Part 1 of 2
It was a day pretty much the same as any other. I was in my car on my way somewhere, probably listening to music from a CD. The next off-ramp was mine, so I moved over and headed up to the light at the intersection.
There he was, standing there by the side of the road, waiting. I didn’t know him and he didn’t know me, but our eyes met and something happened.
I knew why he was there. He needed money. I shifted in my seat, so I could reach my wallet, and pulled out a ten-dollar bill. I opened my window and felt a gust of cold air blow by me and fill my car. I handed him the folded bill. His eyes showed some life and he spoke to me, “thank you, god bless you.”
That was over six years ago, but I still remember it. One reason is because I decided on that day, to be ready in advance, for the next time I saw someone in need.
It’s became a blessed part of me.
I’d like to share some of what I’ve experienced during these brief encounters.

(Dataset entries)
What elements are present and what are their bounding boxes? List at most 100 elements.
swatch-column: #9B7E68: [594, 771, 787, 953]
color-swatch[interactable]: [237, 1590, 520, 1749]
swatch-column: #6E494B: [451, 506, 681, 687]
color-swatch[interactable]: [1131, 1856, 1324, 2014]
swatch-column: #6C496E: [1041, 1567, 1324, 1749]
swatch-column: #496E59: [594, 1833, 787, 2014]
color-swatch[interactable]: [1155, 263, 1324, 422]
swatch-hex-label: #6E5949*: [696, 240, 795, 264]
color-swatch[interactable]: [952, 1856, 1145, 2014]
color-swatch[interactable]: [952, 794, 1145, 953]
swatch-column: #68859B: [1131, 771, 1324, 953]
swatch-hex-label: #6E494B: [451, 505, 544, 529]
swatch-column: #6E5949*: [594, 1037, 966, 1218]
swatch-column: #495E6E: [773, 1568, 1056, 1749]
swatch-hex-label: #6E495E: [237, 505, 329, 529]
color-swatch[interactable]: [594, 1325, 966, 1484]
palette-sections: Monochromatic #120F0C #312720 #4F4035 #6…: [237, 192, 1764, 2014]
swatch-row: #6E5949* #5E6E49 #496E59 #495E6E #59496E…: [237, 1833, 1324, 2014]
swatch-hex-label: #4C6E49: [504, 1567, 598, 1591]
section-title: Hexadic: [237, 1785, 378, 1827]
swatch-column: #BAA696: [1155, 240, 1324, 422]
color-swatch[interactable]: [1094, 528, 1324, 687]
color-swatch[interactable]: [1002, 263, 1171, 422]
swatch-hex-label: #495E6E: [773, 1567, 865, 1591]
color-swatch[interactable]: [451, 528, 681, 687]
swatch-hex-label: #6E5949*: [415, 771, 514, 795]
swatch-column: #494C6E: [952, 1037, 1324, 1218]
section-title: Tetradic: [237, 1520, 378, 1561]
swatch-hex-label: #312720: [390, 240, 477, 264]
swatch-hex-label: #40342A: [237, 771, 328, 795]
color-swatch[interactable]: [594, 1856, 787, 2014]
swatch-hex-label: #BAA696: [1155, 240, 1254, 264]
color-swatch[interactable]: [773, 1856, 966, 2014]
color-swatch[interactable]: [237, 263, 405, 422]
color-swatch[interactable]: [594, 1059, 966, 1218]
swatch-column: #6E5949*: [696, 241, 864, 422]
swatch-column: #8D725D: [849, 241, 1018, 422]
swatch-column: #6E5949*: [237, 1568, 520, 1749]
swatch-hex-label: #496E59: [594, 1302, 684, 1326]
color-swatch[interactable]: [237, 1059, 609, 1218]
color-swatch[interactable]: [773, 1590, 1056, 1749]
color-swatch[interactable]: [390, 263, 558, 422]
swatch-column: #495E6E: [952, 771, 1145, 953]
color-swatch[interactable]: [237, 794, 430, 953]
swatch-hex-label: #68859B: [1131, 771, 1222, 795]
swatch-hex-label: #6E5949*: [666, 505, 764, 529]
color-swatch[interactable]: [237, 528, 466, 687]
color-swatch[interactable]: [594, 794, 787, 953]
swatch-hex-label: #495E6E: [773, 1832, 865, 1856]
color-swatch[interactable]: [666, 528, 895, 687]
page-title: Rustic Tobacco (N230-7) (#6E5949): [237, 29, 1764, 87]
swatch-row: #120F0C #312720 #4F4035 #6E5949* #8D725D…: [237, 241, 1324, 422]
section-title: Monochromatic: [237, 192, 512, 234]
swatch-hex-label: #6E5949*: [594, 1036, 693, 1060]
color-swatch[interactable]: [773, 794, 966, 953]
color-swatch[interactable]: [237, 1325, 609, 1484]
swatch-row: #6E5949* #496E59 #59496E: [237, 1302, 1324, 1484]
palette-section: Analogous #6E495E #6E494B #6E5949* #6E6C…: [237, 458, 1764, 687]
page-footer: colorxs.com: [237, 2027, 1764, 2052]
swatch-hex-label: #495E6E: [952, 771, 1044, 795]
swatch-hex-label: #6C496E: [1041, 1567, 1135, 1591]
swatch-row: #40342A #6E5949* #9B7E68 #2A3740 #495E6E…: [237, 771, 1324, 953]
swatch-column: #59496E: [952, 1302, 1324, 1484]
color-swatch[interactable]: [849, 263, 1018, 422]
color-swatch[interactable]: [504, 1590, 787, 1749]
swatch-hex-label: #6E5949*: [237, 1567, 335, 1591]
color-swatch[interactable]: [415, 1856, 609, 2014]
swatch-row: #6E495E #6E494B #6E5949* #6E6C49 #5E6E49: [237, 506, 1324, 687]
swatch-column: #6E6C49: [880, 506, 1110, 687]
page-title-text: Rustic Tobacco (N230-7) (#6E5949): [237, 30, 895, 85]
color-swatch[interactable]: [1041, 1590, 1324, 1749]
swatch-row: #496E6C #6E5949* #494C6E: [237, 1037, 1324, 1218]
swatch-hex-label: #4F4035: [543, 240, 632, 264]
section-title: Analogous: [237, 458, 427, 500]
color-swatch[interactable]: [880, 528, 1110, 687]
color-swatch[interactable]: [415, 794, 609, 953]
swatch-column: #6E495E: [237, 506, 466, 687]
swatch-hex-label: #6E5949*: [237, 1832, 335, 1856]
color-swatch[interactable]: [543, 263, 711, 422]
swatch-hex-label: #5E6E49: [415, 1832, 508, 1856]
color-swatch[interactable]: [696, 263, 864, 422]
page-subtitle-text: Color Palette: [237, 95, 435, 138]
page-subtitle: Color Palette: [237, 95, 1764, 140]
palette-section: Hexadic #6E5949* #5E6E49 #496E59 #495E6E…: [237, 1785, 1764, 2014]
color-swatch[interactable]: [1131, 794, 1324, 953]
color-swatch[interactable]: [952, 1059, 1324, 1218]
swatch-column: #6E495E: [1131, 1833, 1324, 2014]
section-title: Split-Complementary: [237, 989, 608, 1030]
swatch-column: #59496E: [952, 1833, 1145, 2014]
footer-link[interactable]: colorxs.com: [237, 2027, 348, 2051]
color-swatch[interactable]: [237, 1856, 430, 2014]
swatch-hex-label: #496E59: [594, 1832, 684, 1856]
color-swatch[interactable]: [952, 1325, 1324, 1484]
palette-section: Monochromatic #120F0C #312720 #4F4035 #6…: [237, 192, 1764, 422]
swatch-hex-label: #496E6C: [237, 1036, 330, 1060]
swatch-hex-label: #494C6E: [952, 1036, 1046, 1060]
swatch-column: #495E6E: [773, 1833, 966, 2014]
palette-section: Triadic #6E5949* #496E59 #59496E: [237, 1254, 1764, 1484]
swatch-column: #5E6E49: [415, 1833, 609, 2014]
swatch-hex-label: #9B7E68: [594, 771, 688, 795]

Required tasks:
1. Retype the roadside encounter passage from "Part 1 of 2" up to and including "at the intersection.".
2. Render this sentence from the roadside encounter passage into Spanish: "That was over six years ago, but I still remember it."
3. Proceed with the roadside encounter passage from where it stops.
The listing is separate material and has no connection to the roadside encounter passage.

Responses:
1.
Part 1 of 2
It was a day pretty much the same as any other. I was in my car on my way somewhere, probably listening to music from a CD. The next off-ramp was mine, so I moved over and headed up to the light at the intersection.

2. Eso fue hace más de seis años, pero todavía lo recuerdo.

3.
When I pass along an offering, the responses I receive in return are a mixture of gratitude and well wishes for my day or evening or season, especially at Christmas time. I’m offered smiles and waves. I’m called, brother or sir or friend. And sometimes, the person places a hand over their heart and bows in my direction. Once or twice I’ve seen the individual cross themselves, which brings up something interesting for me.
I might have thought that someone who has no home, no money and few worldly possessions would have given up on God. Nothing could be further from the truth. Almost every one of my 92 roadside offerings to date has said to me, “God bless you,” and I can tell that they mean it. God seems very much alive to them and their gratitude is both deep and sincere.
I’m sure that when some drivers approach a person by the side of the road, they might worry about how they’d spend any money given to them.
Personally, I simply don’t care how they spend it. It isn’t any of my business once the money leaves me.
I’m often told by the individual receiving my offering that now they have enough money for food or medicine or a safe place to sleep indoors out of the cold or the heat. I’m not naïve, I realize some of the money might be used for alcohol or drugs, but that is their decision. How could I possibly know what they truly need the most?
As of a certain point, I decided to boost my roadside offering. I now keep a folded $20 bill in the pocket of my car’s driver side door, where it’s handy for me to reach.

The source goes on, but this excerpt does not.